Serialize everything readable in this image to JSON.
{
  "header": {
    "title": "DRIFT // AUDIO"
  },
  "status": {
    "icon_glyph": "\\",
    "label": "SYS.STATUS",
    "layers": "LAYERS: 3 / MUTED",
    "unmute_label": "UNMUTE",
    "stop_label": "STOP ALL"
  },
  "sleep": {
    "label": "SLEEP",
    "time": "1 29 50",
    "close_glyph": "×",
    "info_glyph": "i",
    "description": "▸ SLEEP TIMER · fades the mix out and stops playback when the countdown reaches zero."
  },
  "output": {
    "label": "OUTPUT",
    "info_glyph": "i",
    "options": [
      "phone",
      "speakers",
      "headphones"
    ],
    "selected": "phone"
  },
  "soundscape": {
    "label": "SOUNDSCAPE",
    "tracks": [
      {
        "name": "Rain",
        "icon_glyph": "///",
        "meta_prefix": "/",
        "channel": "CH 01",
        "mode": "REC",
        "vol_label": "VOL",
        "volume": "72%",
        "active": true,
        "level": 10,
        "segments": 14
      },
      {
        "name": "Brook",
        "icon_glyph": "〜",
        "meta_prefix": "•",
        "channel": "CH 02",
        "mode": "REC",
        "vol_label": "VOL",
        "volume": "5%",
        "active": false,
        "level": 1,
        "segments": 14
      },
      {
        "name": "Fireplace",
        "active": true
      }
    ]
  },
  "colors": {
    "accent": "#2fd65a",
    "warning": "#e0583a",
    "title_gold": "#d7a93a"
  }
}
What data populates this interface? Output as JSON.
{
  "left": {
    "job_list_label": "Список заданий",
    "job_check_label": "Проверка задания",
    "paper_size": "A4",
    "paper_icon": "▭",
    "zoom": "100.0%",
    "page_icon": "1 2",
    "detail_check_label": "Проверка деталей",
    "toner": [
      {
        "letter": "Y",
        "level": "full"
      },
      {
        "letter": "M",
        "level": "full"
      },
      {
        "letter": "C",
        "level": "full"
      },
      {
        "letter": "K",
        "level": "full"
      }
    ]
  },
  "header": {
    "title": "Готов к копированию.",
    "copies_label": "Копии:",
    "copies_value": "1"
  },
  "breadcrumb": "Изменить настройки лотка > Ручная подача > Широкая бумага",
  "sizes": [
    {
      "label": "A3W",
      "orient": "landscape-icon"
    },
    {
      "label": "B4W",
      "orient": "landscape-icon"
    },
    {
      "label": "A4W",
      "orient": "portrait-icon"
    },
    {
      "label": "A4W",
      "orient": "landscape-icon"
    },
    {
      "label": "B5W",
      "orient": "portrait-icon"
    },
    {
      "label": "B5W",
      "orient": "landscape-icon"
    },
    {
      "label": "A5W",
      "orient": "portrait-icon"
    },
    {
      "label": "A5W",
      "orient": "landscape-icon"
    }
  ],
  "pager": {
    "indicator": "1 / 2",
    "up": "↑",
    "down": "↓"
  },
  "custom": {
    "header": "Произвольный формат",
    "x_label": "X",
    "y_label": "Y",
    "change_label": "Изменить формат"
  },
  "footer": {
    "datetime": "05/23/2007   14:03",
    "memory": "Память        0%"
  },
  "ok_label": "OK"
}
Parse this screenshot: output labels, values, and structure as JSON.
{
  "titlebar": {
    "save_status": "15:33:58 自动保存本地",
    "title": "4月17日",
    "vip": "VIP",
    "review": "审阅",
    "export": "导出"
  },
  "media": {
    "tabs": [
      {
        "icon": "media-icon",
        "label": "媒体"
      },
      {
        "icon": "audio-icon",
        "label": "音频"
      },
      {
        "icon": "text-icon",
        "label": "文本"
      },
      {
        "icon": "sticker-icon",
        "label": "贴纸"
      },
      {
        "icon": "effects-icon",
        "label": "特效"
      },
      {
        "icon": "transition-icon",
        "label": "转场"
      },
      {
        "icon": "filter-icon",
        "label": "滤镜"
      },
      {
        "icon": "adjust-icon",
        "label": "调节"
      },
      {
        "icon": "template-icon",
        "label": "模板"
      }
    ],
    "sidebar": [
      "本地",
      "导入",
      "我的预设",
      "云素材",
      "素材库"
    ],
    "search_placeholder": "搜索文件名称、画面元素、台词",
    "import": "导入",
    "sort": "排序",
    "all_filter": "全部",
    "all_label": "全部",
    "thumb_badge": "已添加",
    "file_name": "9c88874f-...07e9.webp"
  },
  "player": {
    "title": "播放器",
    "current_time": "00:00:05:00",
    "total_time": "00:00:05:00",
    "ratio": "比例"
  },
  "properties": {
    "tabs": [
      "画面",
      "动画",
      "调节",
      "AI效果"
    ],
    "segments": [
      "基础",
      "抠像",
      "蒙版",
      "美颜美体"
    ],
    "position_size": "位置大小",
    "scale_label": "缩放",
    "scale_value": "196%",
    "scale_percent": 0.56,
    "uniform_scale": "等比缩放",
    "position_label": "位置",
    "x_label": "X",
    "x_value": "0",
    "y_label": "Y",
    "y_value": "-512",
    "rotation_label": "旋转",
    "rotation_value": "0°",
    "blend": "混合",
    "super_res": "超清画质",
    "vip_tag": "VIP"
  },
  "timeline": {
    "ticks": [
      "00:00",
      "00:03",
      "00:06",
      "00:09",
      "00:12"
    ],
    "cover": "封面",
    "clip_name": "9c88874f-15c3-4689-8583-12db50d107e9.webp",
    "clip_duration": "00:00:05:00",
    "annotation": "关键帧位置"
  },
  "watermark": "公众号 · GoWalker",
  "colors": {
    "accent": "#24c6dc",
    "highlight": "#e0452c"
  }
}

__SHORT PROBLEM__. Write out every line of the records exactly.

__CORRECT ANSWER__.
Serialize everything readable in this image to JSON.
{
  "header": {
    "title": "DRIFT // AUDIO"
  },
  "status": {
    "icon_glyph": "\\",
    "label": "SYS.STATUS",
    "layers": "LAYERS: 3 / MUTED",
    "unmute_label": "UNMUTE",
    "stop_label": "STOP ALL"
  },
  "sleep": {
    "label": "SLEEP",
    "time": "1 29 50",
    "close_glyph": "×",
    "info_glyph": "i",
    "description": "▸ SLEEP TIMER · fades the mix out and stops playback when the countdown reaches zero."
  },
  "output": {
    "label": "OUTPUT",
    "info_glyph": "i",
    "options": [
      "phone",
      "speakers",
      "headphones"
    ],
    "selected": "phone"
  },
  "soundscape": {
    "label": "SOUNDSCAPE",
    "tracks": [
      {
        "name": "Rain",
        "icon_glyph": "///",
        "meta_prefix": "/",
        "channel": "CH 01",
        "mode": "REC",
        "vol_label": "VOL",
        "volume": "72%",
        "active": true,
        "level": 10,
        "segments": 14
      },
      {
        "name": "Brook",
        "icon_glyph": "〜",
        "meta_prefix": "•",
        "channel": "CH 02",
        "mode": "REC",
        "vol_label": "VOL",
        "volume": "5%",
        "active": false,
        "level": 1,
        "segments": 14
      },
      {
        "name": "Fireplace",
        "active": true
      }
    ]
  },
  "colors": {
    "accent": "#2fd65a",
    "warning": "#e0583a",
    "title_gold": "#d7a93a"
  }
}
What data populates this interface? Output as JSON.
{
  "left": {
    "job_list_label": "Список заданий",
    "job_check_label": "Проверка задания",
    "paper_size": "A4",
    "paper_icon": "▭",
    "zoom": "100.0%",
    "page_icon": "1 2",
    "detail_check_label": "Проверка деталей",
    "toner": [
      {
        "letter": "Y",
        "level": "full"
      },
      {
        "letter": "M",
        "level": "full"
      },
      {
        "letter": "C",
        "level": "full"
      },
      {
        "letter": "K",
        "level": "full"
      }
    ]
  },
  "header": {
    "title": "Готов к копированию.",
    "copies_label": "Копии:",
    "copies_value": "1"
  },
  "breadcrumb": "Изменить настройки лотка > Ручная подача > Широкая бумага",
  "sizes": [
    {
      "label": "A3W",
      "orient": "landscape-icon"
    },
    {
      "label": "B4W",
      "orient": "landscape-icon"
    },
    {
      "label": "A4W",
      "orient": "portrait-icon"
    },
    {
      "label": "A4W",
      "orient": "landscape-icon"
    },
    {
      "label": "B5W",
      "orient": "portrait-icon"
    },
    {
      "label": "B5W",
      "orient": "landscape-icon"
    },
    {
      "label": "A5W",
      "orient": "portrait-icon"
    },
    {
      "label": "A5W",
      "orient": "landscape-icon"
    }
  ],
  "pager": {
    "indicator": "1 / 2",
    "up": "↑",
    "down": "↓"
  },
  "custom": {
    "header": "Произвольный формат",
    "x_label": "X",
    "y_label": "Y",
    "change_label": "Изменить формат"
  },
  "footer": {
    "datetime": "05/23/2007   14:03",
    "memory": "Память        0%"
  },
  "ok_label": "OK"
}
Parse this screenshot: output labels, values, and structure as JSON.
{
  "titlebar": {
    "save_status": "15:33:58 自动保存本地",
    "title": "4月17日",
    "vip": "VIP",
    "review": "审阅",
    "export": "导出"
  },
  "media": {
    "tabs": [
      {
        "icon": "media-icon",
        "label": "媒体"
      },
      {
        "icon": "audio-icon",
        "label": "音频"
      },
      {
        "icon": "text-icon",
        "label": "文本"
      },
      {
        "icon": "sticker-icon",
        "label": "贴纸"
      },
      {
        "icon": "effects-icon",
        "label": "特效"
      },
      {
        "icon": "transition-icon",
        "label": "转场"
      },
      {
        "icon": "filter-icon",
        "label": "滤镜"
      },
      {
        "icon": "adjust-icon",
        "label": "调节"
      },
      {
        "icon": "template-icon",
        "label": "模板"
      }
    ],
    "sidebar": [
      "本地",
      "导入",
      "我的预设",
      "云素材",
      "素材库"
    ],
    "search_placeholder": "搜索文件名称、画面元素、台词",
    "import": "导入",
    "sort": "排序",
    "all_filter": "全部",
    "all_label": "全部",
    "thumb_badge": "已添加",
    "file_name": "9c88874f-...07e9.webp"
  },
  "player": {
    "title": "播放器",
    "current_time": "00:00:05:00",
    "total_time": "00:00:05:00",
    "ratio": "比例"
  },
  "properties": {
    "tabs": [
      "画面",
      "动画",
      "调节",
      "AI效果"
    ],
    "segments": [
      "基础",
      "抠像",
      "蒙版",
      "美颜美体"
    ],
    "position_size": "位置大小",
    "scale_label": "缩放",
    "scale_value": "196%",
    "scale_percent": 0.56,
    "uniform_scale": "等比缩放",
    "position_label": "位置",
    "x_label": "X",
    "x_value": "0",
    "y_label": "Y",
    "y_value": "-512",
    "rotation_label": "旋转",
    "rotation_value": "0°",
    "blend": "混合",
    "super_res": "超清画质",
    "vip_tag": "VIP"
  },
  "timeline": {
    "ticks": [
      "00:00",
      "00:03",
      "00:06",
      "00:09",
      "00:12"
    ],
    "cover": "封面",
    "clip_name": "9c88874f-15c3-4689-8583-12db50d107e9.webp",
    "clip_duration": "00:00:05:00",
    "annotation": "关键帧位置"
  },
  "watermark": "公众号 · GoWalker",
  "colors": {
    "accent": "#24c6dc",
    "highlight": "#e0452c"
  }
}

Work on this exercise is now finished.